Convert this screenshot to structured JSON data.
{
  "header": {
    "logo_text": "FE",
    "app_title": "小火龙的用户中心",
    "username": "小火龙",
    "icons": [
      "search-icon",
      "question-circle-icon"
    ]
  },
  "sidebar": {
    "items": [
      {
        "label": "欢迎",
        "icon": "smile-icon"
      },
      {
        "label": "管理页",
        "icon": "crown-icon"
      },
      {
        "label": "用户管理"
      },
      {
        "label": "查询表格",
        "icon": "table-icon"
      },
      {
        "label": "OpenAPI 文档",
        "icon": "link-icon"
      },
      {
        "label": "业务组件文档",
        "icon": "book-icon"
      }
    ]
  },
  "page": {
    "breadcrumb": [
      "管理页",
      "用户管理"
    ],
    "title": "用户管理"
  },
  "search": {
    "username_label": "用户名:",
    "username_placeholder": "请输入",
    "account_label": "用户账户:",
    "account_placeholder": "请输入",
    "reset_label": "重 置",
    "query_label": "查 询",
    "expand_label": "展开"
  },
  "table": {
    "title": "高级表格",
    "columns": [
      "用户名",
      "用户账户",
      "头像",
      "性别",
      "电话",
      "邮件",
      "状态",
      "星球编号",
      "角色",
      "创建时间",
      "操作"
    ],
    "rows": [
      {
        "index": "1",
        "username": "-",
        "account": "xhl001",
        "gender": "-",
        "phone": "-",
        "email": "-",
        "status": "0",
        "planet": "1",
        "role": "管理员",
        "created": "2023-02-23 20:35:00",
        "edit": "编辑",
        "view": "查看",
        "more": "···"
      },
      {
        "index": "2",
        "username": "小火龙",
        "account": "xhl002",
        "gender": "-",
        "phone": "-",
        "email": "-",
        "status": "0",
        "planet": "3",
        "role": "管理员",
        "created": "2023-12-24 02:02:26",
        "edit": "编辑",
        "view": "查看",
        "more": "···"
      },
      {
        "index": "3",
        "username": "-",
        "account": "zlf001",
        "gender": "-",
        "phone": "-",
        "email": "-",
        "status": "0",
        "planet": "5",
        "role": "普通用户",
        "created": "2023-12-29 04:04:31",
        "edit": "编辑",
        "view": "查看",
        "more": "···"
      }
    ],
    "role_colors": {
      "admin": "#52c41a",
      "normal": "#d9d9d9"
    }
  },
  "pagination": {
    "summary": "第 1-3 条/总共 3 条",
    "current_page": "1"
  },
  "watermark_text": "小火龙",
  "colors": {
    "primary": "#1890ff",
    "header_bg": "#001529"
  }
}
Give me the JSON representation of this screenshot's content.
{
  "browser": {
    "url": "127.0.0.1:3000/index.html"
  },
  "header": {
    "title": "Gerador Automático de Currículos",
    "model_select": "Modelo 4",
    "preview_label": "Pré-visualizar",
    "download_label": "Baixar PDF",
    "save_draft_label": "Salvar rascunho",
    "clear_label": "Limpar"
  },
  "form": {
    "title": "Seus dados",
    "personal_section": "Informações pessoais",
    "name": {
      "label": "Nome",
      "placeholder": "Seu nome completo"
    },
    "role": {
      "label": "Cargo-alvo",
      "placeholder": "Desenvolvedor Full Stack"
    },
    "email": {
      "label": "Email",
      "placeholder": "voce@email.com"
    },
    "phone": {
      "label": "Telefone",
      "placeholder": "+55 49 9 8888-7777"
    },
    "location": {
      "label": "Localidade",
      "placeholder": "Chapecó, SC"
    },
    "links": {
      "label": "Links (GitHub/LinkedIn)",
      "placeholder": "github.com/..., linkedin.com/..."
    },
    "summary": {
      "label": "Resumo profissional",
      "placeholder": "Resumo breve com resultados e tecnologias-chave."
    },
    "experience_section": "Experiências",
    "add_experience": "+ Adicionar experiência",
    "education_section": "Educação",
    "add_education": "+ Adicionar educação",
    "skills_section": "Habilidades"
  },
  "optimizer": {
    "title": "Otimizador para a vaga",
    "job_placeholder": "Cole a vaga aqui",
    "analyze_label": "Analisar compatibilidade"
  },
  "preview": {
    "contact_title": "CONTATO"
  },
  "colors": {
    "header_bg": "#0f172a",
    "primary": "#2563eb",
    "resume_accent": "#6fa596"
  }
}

━━━━━━━━━━━━━━━━━━━━

The lines above should be duplicated exactly.

Convert this screenshot to structured JSON data.
{
  "header": {
    "logo_text": "FE",
    "app_title": "小火龙的用户中心",
    "username": "小火龙",
    "icons": [
      "search-icon",
      "question-circle-icon"
    ]
  },
  "sidebar": {
    "items": [
      {
        "label": "欢迎",
        "icon": "smile-icon"
      },
      {
        "label": "管理页",
        "icon": "crown-icon"
      },
      {
        "label": "用户管理"
      },
      {
        "label": "查询表格",
        "icon": "table-icon"
      },
      {
        "label": "OpenAPI 文档",
        "icon": "link-icon"
      },
      {
        "label": "业务组件文档",
        "icon": "book-icon"
      }
    ]
  },
  "page": {
    "breadcrumb": [
      "管理页",
      "用户管理"
    ],
    "title": "用户管理"
  },
  "search": {
    "username_label": "用户名:",
    "username_placeholder": "请输入",
    "account_label": "用户账户:",
    "account_placeholder": "请输入",
    "reset_label": "重 置",
    "query_label": "查 询",
    "expand_label": "展开"
  },
  "table": {
    "title": "高级表格",
    "columns": [
      "用户名",
      "用户账户",
      "头像",
      "性别",
      "电话",
      "邮件",
      "状态",
      "星球编号",
      "角色",
      "创建时间",
      "操作"
    ],
    "rows": [
      {
        "index": "1",
        "username": "-",
        "account": "xhl001",
        "gender": "-",
        "phone": "-",
        "email": "-",
        "status": "0",
        "planet": "1",
        "role": "管理员",
        "created": "2023-02-23 20:35:00",
        "edit": "编辑",
        "view": "查看",
        "more": "···"
      },
      {
        "index": "2",
        "username": "小火龙",
        "account": "xhl002",
        "gender": "-",
        "phone": "-",
        "email": "-",
        "status": "0",
        "planet": "3",
        "role": "管理员",
        "created": "2023-12-24 02:02:26",
        "edit": "编辑",
        "view": "查看",
        "more": "···"
      },
      {
        "index": "3",
        "username": "-",
        "account": "zlf001",
        "gender": "-",
        "phone": "-",
        "email": "-",
        "status": "0",
        "planet": "5",
        "role": "普通用户",
        "created": "2023-12-29 04:04:31",
        "edit": "编辑",
        "view": "查看",
        "more": "···"
      }
    ],
    "role_colors": {
      "admin": "#52c41a",
      "normal": "#d9d9d9"
    }
  },
  "pagination": {
    "summary": "第 1-3 条/总共 3 条",
    "current_page": "1"
  },
  "watermark_text": "小火龙",
  "colors": {
    "primary": "#1890ff",
    "header_bg": "#001529"
  }
}
Give me the JSON representation of this screenshot's content.
{
  "browser": {
    "url": "127.0.0.1:3000/index.html"
  },
  "header": {
    "title": "Gerador Automático de Currículos",
    "model_select": "Modelo 4",
    "preview_label": "Pré-visualizar",
    "download_label": "Baixar PDF",
    "save_draft_label": "Salvar rascunho",
    "clear_label": "Limpar"
  },
  "form": {
    "title": "Seus dados",
    "personal_section": "Informações pessoais",
    "name": {
      "label": "Nome",
      "placeholder": "Seu nome completo"
    },
    "role": {
      "label": "Cargo-alvo",
      "placeholder": "Desenvolvedor Full Stack"
    },
    "email": {
      "label": "Email",
      "placeholder": "voce@email.com"
    },
    "phone": {
      "label": "Telefone",
      "placeholder": "+55 49 9 8888-7777"
    },
    "location": {
      "label": "Localidade",
      "placeholder": "Chapecó, SC"
    },
    "links": {
      "label": "Links (GitHub/LinkedIn)",
      "placeholder": "github.com/..., linkedin.com/..."
    },
    "summary": {
      "label": "Resumo profissional",
      "placeholder": "Resumo breve com resultados e tecnologias-chave."
    },
    "experience_section": "Experiências",
    "add_experience": "+ Adicionar experiência",
    "education_section": "Educação",
    "add_education": "+ Adicionar educação",
    "skills_section": "Habilidades"
  },
  "optimizer": {
    "title": "Otimizador para a vaga",
    "job_placeholder": "Cole a vaga aqui",
    "analyze_label": "Analisar compatibilidade"
  },
  "preview": {
    "contact_title": "CONTATO"
  },
  "colors": {
    "header_bg": "#0f172a",
    "primary": "#2563eb",
    "resume_accent": "#6fa596"
  }
}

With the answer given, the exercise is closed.